■ **Stated goal**:
Take every line that has the string "أيلول" and copy it out.

Data tied to figure images:
-=-=-

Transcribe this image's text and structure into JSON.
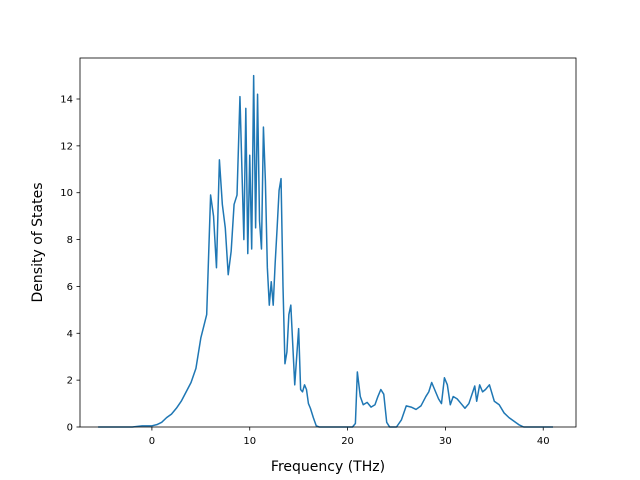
{
  "chart_data": {
    "type": "line",
    "title": "",
    "xlabel": "Frequency (THz)",
    "ylabel": "Density of States",
    "xlim": [
      -7.35,
      43.35
    ],
    "ylim": [
      0,
      15.75
    ],
    "x_ticks": [
      0,
      10,
      20,
      30,
      40
    ],
    "y_ticks": [
      0,
      2,
      4,
      6,
      8,
      10,
      12,
      14
    ],
    "grid": false,
    "legend": "none",
    "line_color": "#1f77b4",
    "series": [
      {
        "x": [
          -5.5,
          -2.0,
          -1.0,
          0.0,
          0.5,
          1.0,
          1.5,
          2.0,
          2.5,
          3.0,
          3.5,
          4.0,
          4.5,
          5.0,
          5.3,
          5.6,
          6.0,
          6.3,
          6.6,
          6.9,
          7.2,
          7.5,
          7.8,
          8.1,
          8.4,
          8.7,
          9.0,
          9.2,
          9.4,
          9.6,
          9.8,
          10.0,
          10.2,
          10.4,
          10.6,
          10.8,
          11.0,
          11.2,
          11.4,
          11.6,
          11.8,
          12.0,
          12.2,
          12.4,
          12.6,
          12.8,
          13.0,
          13.2,
          13.4,
          13.6,
          13.8,
          14.0,
          14.2,
          14.4,
          14.6,
          14.8,
          15.0,
          15.2,
          15.4,
          15.6,
          15.8,
          16.0,
          16.2,
          16.5,
          16.8,
          17.1,
          17.4,
          17.7,
          18.0,
          19.0,
          20.0,
          20.5,
          20.8,
          21.0,
          21.3,
          21.6,
          22.0,
          22.4,
          22.8,
          23.1,
          23.4,
          23.7,
          24.0,
          24.3,
          25.0,
          25.5,
          26.0,
          26.5,
          27.0,
          27.5,
          28.0,
          28.3,
          28.6,
          29.0,
          29.3,
          29.6,
          29.9,
          30.2,
          30.5,
          30.8,
          31.2,
          31.6,
          32.0,
          32.4,
          32.8,
          33.0,
          33.2,
          33.5,
          33.8,
          34.1,
          34.5,
          35.0,
          35.5,
          36.0,
          36.5,
          37.0,
          37.5,
          38.0,
          39.0,
          41.0
        ],
        "y": [
          0.0,
          0.0,
          0.05,
          0.05,
          0.1,
          0.2,
          0.4,
          0.55,
          0.8,
          1.1,
          1.5,
          1.9,
          2.5,
          3.8,
          4.3,
          4.8,
          9.9,
          9.0,
          6.8,
          11.4,
          9.5,
          8.5,
          6.5,
          7.5,
          9.5,
          9.9,
          14.1,
          11.0,
          8.0,
          13.6,
          7.4,
          11.6,
          7.6,
          15.0,
          8.5,
          14.2,
          8.8,
          7.6,
          12.8,
          10.5,
          6.8,
          5.2,
          6.2,
          5.2,
          7.0,
          8.5,
          10.1,
          10.6,
          6.0,
          2.7,
          3.2,
          4.8,
          5.2,
          3.5,
          1.8,
          3.0,
          4.2,
          1.6,
          1.5,
          1.8,
          1.6,
          1.0,
          0.8,
          0.4,
          0.05,
          0.0,
          0.0,
          0.0,
          0.0,
          0.0,
          0.0,
          0.0,
          0.15,
          2.35,
          1.3,
          0.95,
          1.05,
          0.85,
          0.95,
          1.3,
          1.6,
          1.4,
          0.2,
          0.0,
          0.0,
          0.3,
          0.9,
          0.85,
          0.75,
          0.9,
          1.3,
          1.5,
          1.9,
          1.5,
          1.2,
          1.0,
          2.1,
          1.8,
          0.95,
          1.3,
          1.2,
          1.0,
          0.8,
          1.0,
          1.5,
          1.75,
          1.1,
          1.8,
          1.5,
          1.6,
          1.8,
          1.1,
          0.95,
          0.6,
          0.4,
          0.25,
          0.1,
          0.0,
          0.0,
          0.0
        ]
      }
    ]
  }
}
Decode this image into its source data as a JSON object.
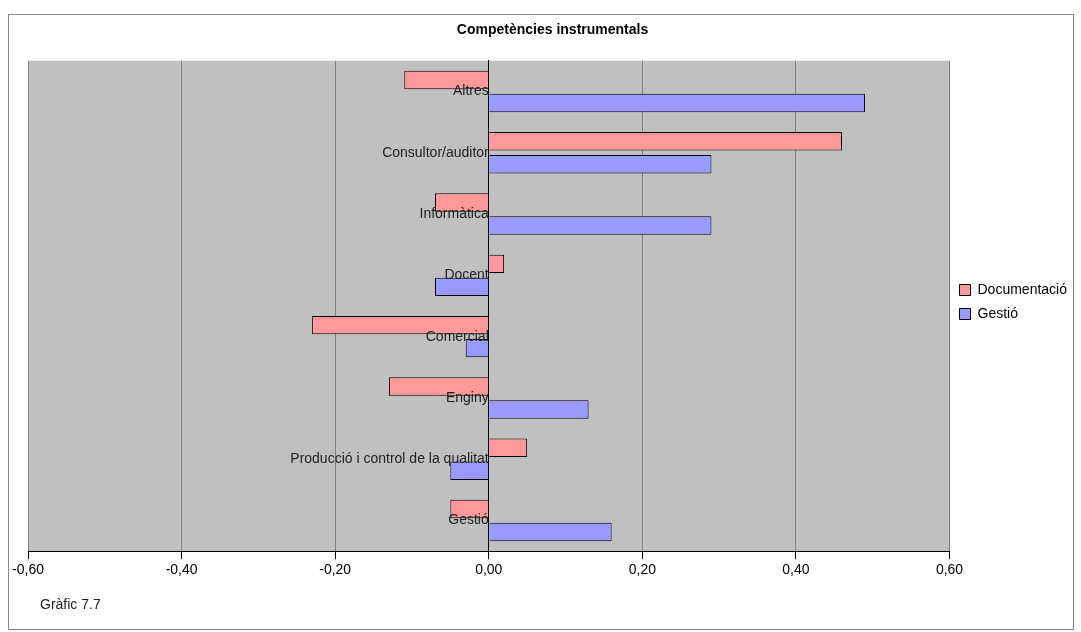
{
  "chart_data": {
    "type": "bar",
    "orientation": "horizontal",
    "title": "Competències instrumentals",
    "categories": [
      "Altres",
      "Consultor/auditor",
      "Informàtica",
      "Docent",
      "Comercial",
      "Enginy",
      "Producció i control de la qualitat",
      "Gestió"
    ],
    "series": [
      {
        "name": "Documentació",
        "color": "#ff9999",
        "values": [
          -0.11,
          0.46,
          -0.07,
          0.02,
          -0.23,
          -0.13,
          0.05,
          -0.05
        ]
      },
      {
        "name": "Gestió",
        "color": "#9999ff",
        "values": [
          0.49,
          0.29,
          0.29,
          -0.07,
          -0.03,
          0.13,
          -0.05,
          0.16
        ]
      }
    ],
    "xlim": [
      -0.6,
      0.6
    ],
    "xticks": [
      {
        "value": -0.6,
        "label": "-0,60"
      },
      {
        "value": -0.4,
        "label": "-0,40"
      },
      {
        "value": -0.2,
        "label": "-0,20"
      },
      {
        "value": 0,
        "label": "0,00"
      },
      {
        "value": 0.2,
        "label": "0,20"
      },
      {
        "value": 0.4,
        "label": "0,40"
      },
      {
        "value": 0.6,
        "label": "0,60"
      }
    ],
    "grid": "x",
    "legend": "right",
    "annotations": [
      "Gràfic 7.7"
    ]
  }
}
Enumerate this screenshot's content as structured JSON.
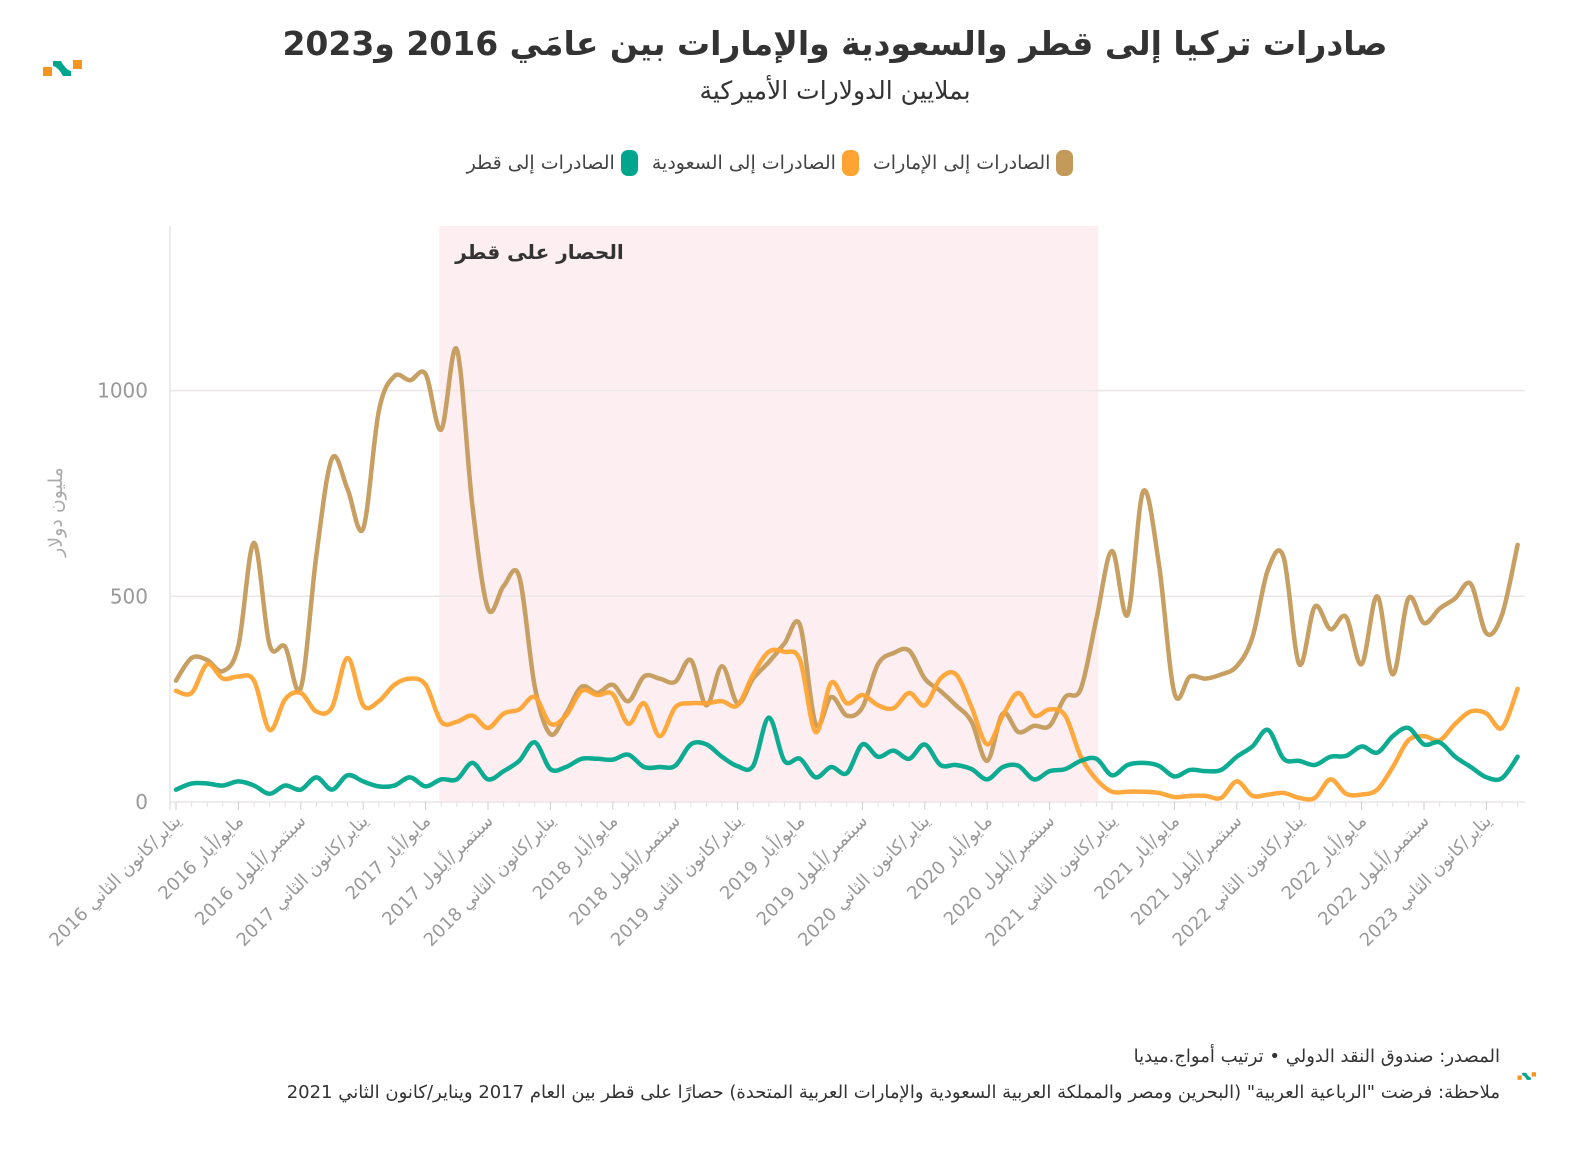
{
  "header": {
    "title": "صادرات تركيا إلى قطر والسعودية والإمارات بين عامَي 2016 و2023",
    "subtitle": "بملايين الدولارات الأميركية"
  },
  "footer": {
    "source": "المصدر: صندوق النقد الدولي • ترتيب أمواج.ميديا",
    "note": "ملاحظة: فرضت \"الرباعية العربية\" (البحرين ومصر والمملكة العربية السعودية والإمارات العربية المتحدة) حصارًا على قطر بين العام 2017 ويناير/كانون الثاني 2021"
  },
  "chart_data": {
    "type": "line",
    "title": "صادرات تركيا إلى قطر والسعودية والإمارات بين عامَي 2016 و2023",
    "subtitle": "بملايين الدولارات الأميركية",
    "xlabel": "",
    "ylabel": "مليون دولار",
    "ylim": [
      0,
      1400
    ],
    "yticks": [
      0,
      500,
      1000
    ],
    "grid": true,
    "legend_position": "top-center",
    "x_start": "2016-01",
    "x_frequency": "monthly",
    "x_tick_every": 4,
    "x_tick_labels": [
      "يناير/كانون الثاني 2016",
      "مايو/أيار 2016",
      "سبتمبر/أيلول 2016",
      "يناير/كانون الثاني 2017",
      "مايو/أيار 2017",
      "سبتمبر/أيلول 2017",
      "يناير/كانون الثاني 2018",
      "مايو/أيار 2018",
      "سبتمبر/أيلول 2018",
      "يناير/كانون الثاني 2019",
      "مايو/أيار 2019",
      "سبتمبر/أيلول 2019",
      "يناير/كانون الثاني 2020",
      "مايو/أيار 2020",
      "سبتمبر/أيلول 2020",
      "يناير/كانون الثاني 2021",
      "مايو/أيار 2021",
      "سبتمبر/أيلول 2021",
      "يناير/كانون الثاني 2022",
      "مايو/أيار 2022",
      "سبتمبر/أيلول 2022",
      "يناير/كانون الثاني 2023"
    ],
    "annotation": {
      "label": "الحصار على قطر",
      "start_index": 17,
      "end_index": 59,
      "color": "#fdeef2"
    },
    "series": [
      {
        "name": "الصادرات إلى الإمارات",
        "color": "#c49a5a",
        "values": [
          295,
          350,
          345,
          318,
          380,
          630,
          382,
          377,
          277,
          600,
          835,
          760,
          665,
          950,
          1035,
          1025,
          1040,
          905,
          1100,
          720,
          470,
          525,
          548,
          280,
          165,
          215,
          280,
          265,
          285,
          245,
          305,
          300,
          292,
          345,
          235,
          330,
          240,
          300,
          340,
          385,
          430,
          190,
          255,
          210,
          230,
          335,
          362,
          368,
          300,
          270,
          235,
          195,
          100,
          215,
          170,
          185,
          185,
          255,
          275,
          445,
          610,
          455,
          755,
          580,
          265,
          305,
          300,
          310,
          330,
          400,
          565,
          595,
          335,
          475,
          420,
          450,
          335,
          500,
          310,
          495,
          435,
          470,
          495,
          530,
          410,
          455,
          625
        ]
      },
      {
        "name": "الصادرات إلى السعودية",
        "color": "#ffa333",
        "values": [
          270,
          265,
          335,
          300,
          305,
          295,
          175,
          250,
          265,
          220,
          230,
          350,
          235,
          245,
          285,
          300,
          285,
          195,
          195,
          210,
          180,
          215,
          225,
          255,
          190,
          210,
          270,
          260,
          262,
          190,
          240,
          160,
          230,
          240,
          240,
          245,
          235,
          310,
          365,
          365,
          345,
          170,
          290,
          240,
          260,
          235,
          228,
          265,
          235,
          300,
          310,
          230,
          140,
          210,
          265,
          210,
          225,
          210,
          110,
          55,
          25,
          25,
          25,
          22,
          12,
          15,
          15,
          10,
          50,
          15,
          18,
          22,
          10,
          10,
          55,
          20,
          18,
          30,
          85,
          150,
          160,
          150,
          190,
          220,
          215,
          180,
          275
        ]
      },
      {
        "name": "الصادرات إلى قطر",
        "color": "#00a68c",
        "values": [
          30,
          45,
          45,
          40,
          50,
          40,
          20,
          40,
          30,
          60,
          30,
          65,
          50,
          38,
          40,
          60,
          38,
          55,
          55,
          95,
          55,
          75,
          100,
          145,
          80,
          85,
          105,
          105,
          103,
          115,
          85,
          85,
          88,
          140,
          140,
          110,
          87,
          88,
          205,
          100,
          105,
          60,
          85,
          70,
          140,
          110,
          125,
          105,
          140,
          90,
          90,
          80,
          55,
          85,
          88,
          55,
          75,
          80,
          100,
          105,
          65,
          90,
          95,
          88,
          62,
          78,
          75,
          78,
          110,
          135,
          175,
          105,
          100,
          90,
          110,
          112,
          135,
          120,
          160,
          180,
          140,
          145,
          110,
          85,
          60,
          58,
          110
        ]
      }
    ]
  }
}
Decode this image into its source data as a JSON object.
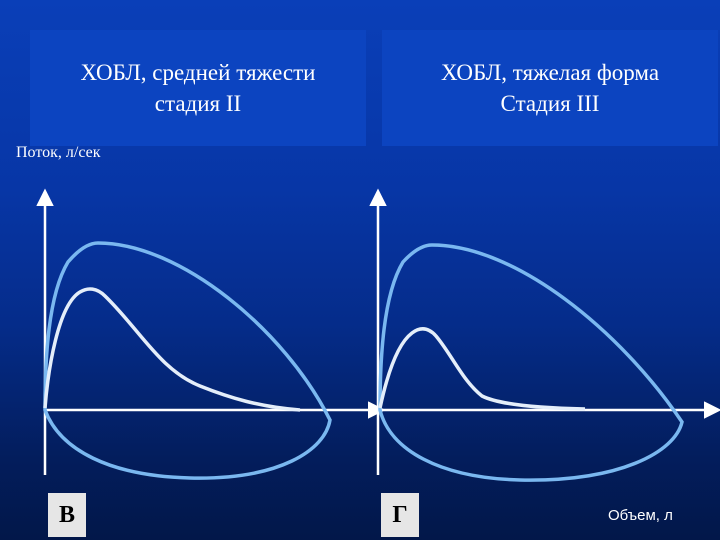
{
  "left_panel": {
    "title_line1": "ХОБЛ, средней тяжести",
    "title_line2": "стадия II",
    "label": "В"
  },
  "right_panel": {
    "title_line1": "ХОБЛ, тяжелая форма",
    "title_line2": "Стадия III",
    "label": "Г"
  },
  "axes": {
    "y_label": "Поток, л/сек",
    "x_label": "Объем, л"
  },
  "colors": {
    "normal_loop": "#7ab8f0",
    "copd_loop": "#e4eefa",
    "axis": "#ffffff",
    "title_box": "#0c44c0"
  }
}
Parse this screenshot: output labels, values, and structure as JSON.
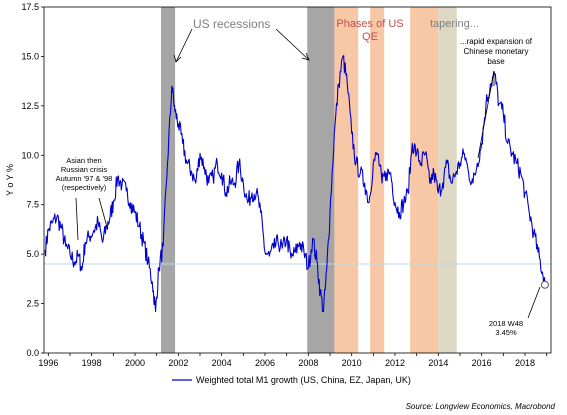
{
  "chart_data": {
    "type": "line",
    "ylabel": "Y o Y %",
    "ylim": [
      0,
      17.5
    ],
    "yticks": [
      "0.0",
      "2.5",
      "5.0",
      "7.5",
      "10.0",
      "12.5",
      "15.0",
      "17.5"
    ],
    "xlim": [
      1995.8,
      2019.2
    ],
    "xticks": [
      "1996",
      "1998",
      "2000",
      "2002",
      "2004",
      "2006",
      "2008",
      "2010",
      "2012",
      "2014",
      "2016",
      "2018"
    ],
    "reference_line": 4.5,
    "shaded_periods": [
      {
        "group": "US recessions",
        "start": 2001.2,
        "end": 2001.85,
        "color": "#a6a6a6"
      },
      {
        "group": "US recessions",
        "start": 2007.95,
        "end": 2009.45,
        "color": "#a6a6a6"
      },
      {
        "group": "Phases of US QE",
        "start": 2009.2,
        "end": 2010.3,
        "color": "#f7c7a6"
      },
      {
        "group": "Phases of US QE",
        "start": 2010.85,
        "end": 2011.5,
        "color": "#f7c7a6"
      },
      {
        "group": "Phases of US QE",
        "start": 2012.7,
        "end": 2014.0,
        "color": "#f7c7a6"
      },
      {
        "group": "tapering",
        "start": 2014.0,
        "end": 2014.85,
        "color": "#ddd8c4"
      }
    ],
    "series": [
      {
        "name": "Weighted total M1 growth (US, China, EZ, Japan, UK)",
        "color": "#0000cc",
        "x": [
          1995.85,
          1996.0,
          1996.2,
          1996.4,
          1996.6,
          1996.8,
          1997.0,
          1997.2,
          1997.4,
          1997.55,
          1997.7,
          1997.9,
          1998.1,
          1998.3,
          1998.5,
          1998.7,
          1998.85,
          1999.0,
          1999.2,
          1999.4,
          1999.6,
          1999.8,
          2000.0,
          2000.2,
          2000.4,
          2000.6,
          2000.8,
          2000.95,
          2001.1,
          2001.3,
          2001.5,
          2001.7,
          2001.85,
          2002.0,
          2002.2,
          2002.4,
          2002.6,
          2002.8,
          2003.0,
          2003.2,
          2003.4,
          2003.6,
          2003.8,
          2004.0,
          2004.2,
          2004.4,
          2004.6,
          2004.8,
          2005.0,
          2005.2,
          2005.4,
          2005.6,
          2005.8,
          2006.0,
          2006.2,
          2006.4,
          2006.6,
          2006.8,
          2007.0,
          2007.2,
          2007.4,
          2007.6,
          2007.8,
          2008.0,
          2008.2,
          2008.4,
          2008.55,
          2008.7,
          2008.85,
          2009.0,
          2009.2,
          2009.4,
          2009.6,
          2009.8,
          2010.0,
          2010.2,
          2010.4,
          2010.6,
          2010.8,
          2011.0,
          2011.2,
          2011.4,
          2011.6,
          2011.8,
          2012.0,
          2012.2,
          2012.4,
          2012.6,
          2012.8,
          2013.0,
          2013.2,
          2013.4,
          2013.6,
          2013.8,
          2014.0,
          2014.2,
          2014.4,
          2014.6,
          2014.8,
          2015.0,
          2015.2,
          2015.4,
          2015.6,
          2015.8,
          2016.0,
          2016.2,
          2016.4,
          2016.6,
          2016.8,
          2017.0,
          2017.2,
          2017.4,
          2017.6,
          2017.8,
          2018.0,
          2018.2,
          2018.4,
          2018.6,
          2018.8,
          2018.92
        ],
        "values": [
          5.2,
          6.2,
          6.6,
          6.9,
          6.3,
          5.4,
          5.0,
          4.6,
          4.9,
          4.2,
          5.6,
          5.9,
          6.2,
          6.6,
          5.6,
          6.4,
          6.9,
          7.6,
          8.9,
          8.5,
          8.2,
          7.6,
          7.1,
          6.4,
          5.6,
          4.6,
          3.6,
          2.1,
          4.3,
          5.4,
          9.6,
          13.5,
          12.2,
          11.6,
          10.6,
          9.6,
          9.2,
          8.6,
          10.1,
          9.4,
          8.6,
          8.9,
          9.6,
          9.1,
          8.1,
          8.6,
          8.6,
          9.6,
          8.6,
          7.6,
          8.1,
          8.1,
          7.1,
          5.1,
          4.9,
          5.3,
          5.6,
          5.3,
          5.8,
          4.8,
          5.1,
          5.6,
          5.1,
          4.3,
          5.8,
          4.6,
          3.1,
          2.1,
          4.2,
          7.1,
          11.1,
          13.6,
          15.0,
          13.6,
          11.1,
          9.6,
          9.1,
          8.6,
          7.6,
          9.6,
          10.1,
          8.6,
          9.1,
          9.1,
          7.6,
          7.1,
          7.6,
          8.1,
          10.6,
          10.1,
          9.6,
          10.1,
          8.6,
          9.1,
          8.1,
          8.6,
          9.6,
          8.6,
          9.1,
          9.6,
          10.1,
          9.1,
          8.6,
          9.6,
          10.6,
          12.6,
          13.6,
          14.1,
          12.6,
          12.1,
          10.6,
          10.1,
          9.6,
          9.1,
          8.1,
          7.1,
          6.1,
          5.1,
          4.1,
          3.45
        ]
      }
    ],
    "annotations": {
      "asian": [
        "Asian then",
        "Russian crisis",
        "Autumn '97 & '98",
        "(respectively)"
      ],
      "recessions": "US recessions",
      "qe": [
        "Phases of US",
        "QE"
      ],
      "tapering": "tapering...",
      "china": [
        "...rapid expansion of",
        "Chinese monetary",
        "base"
      ],
      "last_point": [
        "2018 W48",
        "3.45%"
      ]
    },
    "source": "Source: Longview Economics, Macrobond",
    "grid": false,
    "legend_position": "bottom-left"
  }
}
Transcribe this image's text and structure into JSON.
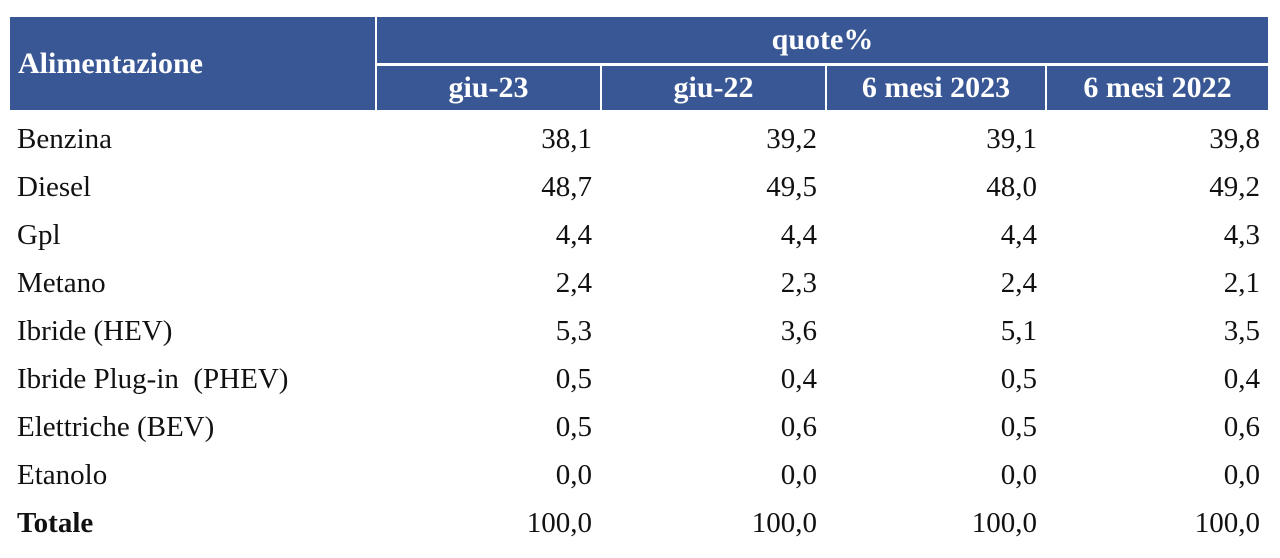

-=-=-

■ **Output of the task**:
      "سبتمبر/أيلول 2016",
      "سبتمبر/أيلول 2017",
      "سبتمبر/أيلول 2018",
      "سبتمبر/أيلول 2019",
      "سبتمبر/أيلول 2020",
      "سبتمبر/أيلول 2021",
      "سبتمبر/أيلول 2022",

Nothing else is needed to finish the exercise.